Input for this task
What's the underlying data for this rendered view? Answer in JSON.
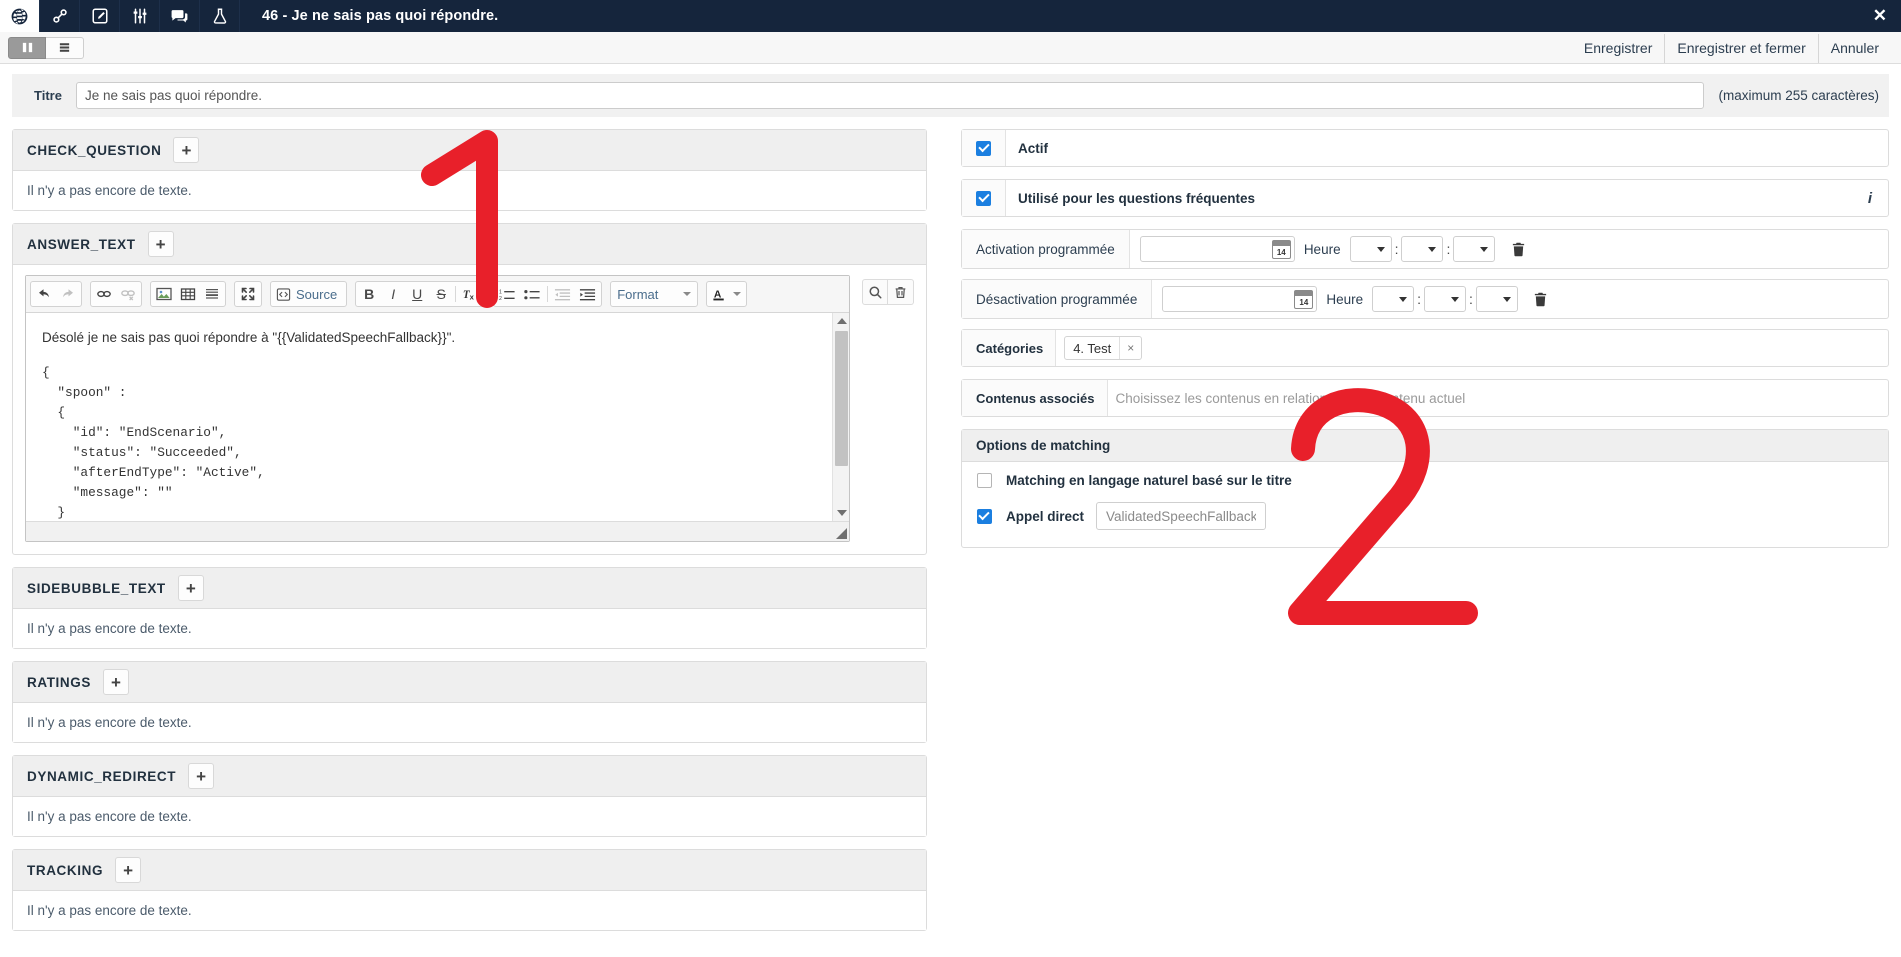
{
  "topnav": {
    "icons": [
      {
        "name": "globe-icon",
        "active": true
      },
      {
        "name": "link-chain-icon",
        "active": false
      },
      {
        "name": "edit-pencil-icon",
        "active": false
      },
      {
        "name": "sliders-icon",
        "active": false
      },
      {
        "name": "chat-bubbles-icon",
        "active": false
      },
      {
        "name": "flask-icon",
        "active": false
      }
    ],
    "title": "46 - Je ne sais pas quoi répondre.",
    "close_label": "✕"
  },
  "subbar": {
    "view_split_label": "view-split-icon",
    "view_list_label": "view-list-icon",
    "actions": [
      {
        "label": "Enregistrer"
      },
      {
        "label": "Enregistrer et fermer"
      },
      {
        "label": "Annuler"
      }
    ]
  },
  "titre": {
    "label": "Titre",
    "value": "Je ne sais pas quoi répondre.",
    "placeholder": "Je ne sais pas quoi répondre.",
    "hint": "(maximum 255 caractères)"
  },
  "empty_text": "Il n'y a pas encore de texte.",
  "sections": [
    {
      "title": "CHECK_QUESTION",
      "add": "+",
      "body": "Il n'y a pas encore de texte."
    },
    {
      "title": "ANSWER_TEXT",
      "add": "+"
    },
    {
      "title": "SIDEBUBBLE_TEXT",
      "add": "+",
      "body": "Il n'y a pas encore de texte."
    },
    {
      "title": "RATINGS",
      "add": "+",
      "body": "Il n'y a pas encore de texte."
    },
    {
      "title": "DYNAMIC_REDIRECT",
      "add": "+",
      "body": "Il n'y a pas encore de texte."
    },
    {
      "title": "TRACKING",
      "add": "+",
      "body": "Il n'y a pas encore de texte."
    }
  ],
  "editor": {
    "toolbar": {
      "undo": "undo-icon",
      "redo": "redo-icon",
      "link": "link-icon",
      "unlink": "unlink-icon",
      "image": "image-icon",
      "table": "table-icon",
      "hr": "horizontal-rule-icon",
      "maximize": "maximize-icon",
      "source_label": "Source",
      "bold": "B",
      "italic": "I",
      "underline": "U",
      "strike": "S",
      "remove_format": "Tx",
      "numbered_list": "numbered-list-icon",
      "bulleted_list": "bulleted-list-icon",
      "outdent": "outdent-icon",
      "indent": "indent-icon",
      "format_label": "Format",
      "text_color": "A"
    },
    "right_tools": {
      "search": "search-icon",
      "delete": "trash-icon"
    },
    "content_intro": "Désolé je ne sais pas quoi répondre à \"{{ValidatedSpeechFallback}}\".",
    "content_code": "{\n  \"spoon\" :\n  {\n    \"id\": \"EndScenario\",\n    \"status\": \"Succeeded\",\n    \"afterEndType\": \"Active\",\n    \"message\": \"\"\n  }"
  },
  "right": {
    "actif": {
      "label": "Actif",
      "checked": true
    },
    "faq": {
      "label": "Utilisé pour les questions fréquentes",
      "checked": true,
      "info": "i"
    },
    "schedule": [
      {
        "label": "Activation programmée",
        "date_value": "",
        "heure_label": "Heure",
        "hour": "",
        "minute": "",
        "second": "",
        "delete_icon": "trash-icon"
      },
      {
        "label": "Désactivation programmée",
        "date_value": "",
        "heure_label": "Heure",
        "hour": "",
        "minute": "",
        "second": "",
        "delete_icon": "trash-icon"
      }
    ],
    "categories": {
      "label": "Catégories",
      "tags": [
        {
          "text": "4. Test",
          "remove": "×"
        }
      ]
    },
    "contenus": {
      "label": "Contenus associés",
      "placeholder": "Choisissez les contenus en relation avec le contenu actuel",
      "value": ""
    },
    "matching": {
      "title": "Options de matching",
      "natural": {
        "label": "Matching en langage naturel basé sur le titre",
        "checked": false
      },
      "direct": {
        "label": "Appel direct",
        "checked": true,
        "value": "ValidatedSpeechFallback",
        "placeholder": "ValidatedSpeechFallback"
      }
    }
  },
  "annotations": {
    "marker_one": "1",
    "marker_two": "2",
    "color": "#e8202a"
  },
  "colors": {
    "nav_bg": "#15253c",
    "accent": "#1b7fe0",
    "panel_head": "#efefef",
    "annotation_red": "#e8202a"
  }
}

Directions
Find every line of the data that holds the string "view", then say how many there are and nothing else.

Result for this task
3